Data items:
####################

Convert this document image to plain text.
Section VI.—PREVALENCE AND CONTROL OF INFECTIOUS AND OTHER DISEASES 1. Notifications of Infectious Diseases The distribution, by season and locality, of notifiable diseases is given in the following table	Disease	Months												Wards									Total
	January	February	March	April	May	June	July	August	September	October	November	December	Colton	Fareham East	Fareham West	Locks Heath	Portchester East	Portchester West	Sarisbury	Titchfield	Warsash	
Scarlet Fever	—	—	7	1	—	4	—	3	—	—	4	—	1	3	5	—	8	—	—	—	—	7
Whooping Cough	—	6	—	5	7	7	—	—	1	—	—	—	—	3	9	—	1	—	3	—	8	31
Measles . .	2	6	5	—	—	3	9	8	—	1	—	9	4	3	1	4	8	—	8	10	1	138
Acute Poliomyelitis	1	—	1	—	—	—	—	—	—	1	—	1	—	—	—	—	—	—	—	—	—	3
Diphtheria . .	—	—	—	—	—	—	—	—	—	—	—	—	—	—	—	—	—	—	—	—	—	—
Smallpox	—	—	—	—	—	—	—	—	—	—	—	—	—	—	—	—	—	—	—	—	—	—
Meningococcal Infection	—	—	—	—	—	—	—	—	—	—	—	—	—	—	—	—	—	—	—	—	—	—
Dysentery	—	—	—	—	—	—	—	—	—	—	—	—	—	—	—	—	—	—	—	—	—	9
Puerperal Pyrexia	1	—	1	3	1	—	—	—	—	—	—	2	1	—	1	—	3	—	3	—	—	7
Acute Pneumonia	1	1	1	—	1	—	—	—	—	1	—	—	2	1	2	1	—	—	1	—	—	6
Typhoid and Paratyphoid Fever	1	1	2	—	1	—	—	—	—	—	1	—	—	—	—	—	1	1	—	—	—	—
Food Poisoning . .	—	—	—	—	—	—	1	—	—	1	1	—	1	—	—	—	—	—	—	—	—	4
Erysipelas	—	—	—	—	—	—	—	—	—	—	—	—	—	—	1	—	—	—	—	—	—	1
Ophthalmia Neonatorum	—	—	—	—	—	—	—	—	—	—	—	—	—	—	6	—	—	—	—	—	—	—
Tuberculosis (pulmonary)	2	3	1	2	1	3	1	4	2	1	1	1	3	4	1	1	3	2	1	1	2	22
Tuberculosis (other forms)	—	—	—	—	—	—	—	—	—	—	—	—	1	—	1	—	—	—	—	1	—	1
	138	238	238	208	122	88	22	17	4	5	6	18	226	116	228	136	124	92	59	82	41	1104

####################

# TASK
From the listing above, extract every line exactly as it stands.

# ANSWER FOR THIS EXERCISE
Convert this document image to plain text.
Section VI.—PREVALENCE AND CONTROL OF INFECTIOUS AND OTHER DISEASES 1. Notifications of Infectious Diseases The distribution, by season and locality, of notifiable diseases is given in the following table	Disease	Months												Wards									Total
	January	February	March	April	May	June	July	August	September	October	November	December	Colton	Fareham East	Fareham West	Locks Heath	Portchester East	Portchester West	Sarisbury	Titchfield	Warsash	
Scarlet Fever	—	—	7	1	—	4	—	3	—	—	4	—	1	3	5	—	8	—	—	—	—	7
Whooping Cough	—	6	—	5	7	7	—	—	1	—	—	—	—	3	9	—	1	—	3	—	8	31
Measles . .	2	6	5	—	—	3	9	8	—	1	—	9	4	3	1	4	8	—	8	10	1	138
Acute Poliomyelitis	1	—	1	—	—	—	—	—	—	1	—	1	—	—	—	—	—	—	—	—	—	3
Diphtheria . .	—	—	—	—	—	—	—	—	—	—	—	—	—	—	—	—	—	—	—	—	—	—
Smallpox	—	—	—	—	—	—	—	—	—	—	—	—	—	—	—	—	—	—	—	—	—	—
Meningococcal Infection	—	—	—	—	—	—	—	—	—	—	—	—	—	—	—	—	—	—	—	—	—	—
Dysentery	—	—	—	—	—	—	—	—	—	—	—	—	—	—	—	—	—	—	—	—	—	9
Puerperal Pyrexia	1	—	1	3	1	—	—	—	—	—	—	2	1	—	1	—	3	—	3	—	—	7
Acute Pneumonia	1	1	1	—	1	—	—	—	—	1	—	—	2	1	2	1	—	—	1	—	—	6
Typhoid and Paratyphoid Fever	1	1	2	—	1	—	—	—	—	—	1	—	—	—	—	—	1	1	—	—	—	—
Food Poisoning . .	—	—	—	—	—	—	1	—	—	1	1	—	1	—	—	—	—	—	—	—	—	4
Erysipelas	—	—	—	—	—	—	—	—	—	—	—	—	—	—	1	—	—	—	—	—	—	1
Ophthalmia Neonatorum	—	—	—	—	—	—	—	—	—	—	—	—	—	—	6	—	—	—	—	—	—	—
Tuberculosis (pulmonary)	2	3	1	2	1	3	1	4	2	1	1	1	3	4	1	1	3	2	1	1	2	22
Tuberculosis (other forms)	—	—	—	—	—	—	—	—	—	—	—	—	1	—	1	—	—	—	—	1	—	1
	138	238	238	208	122	88	22	17	4	5	6	18	226	116	228	136	124	92	59	82	41	1104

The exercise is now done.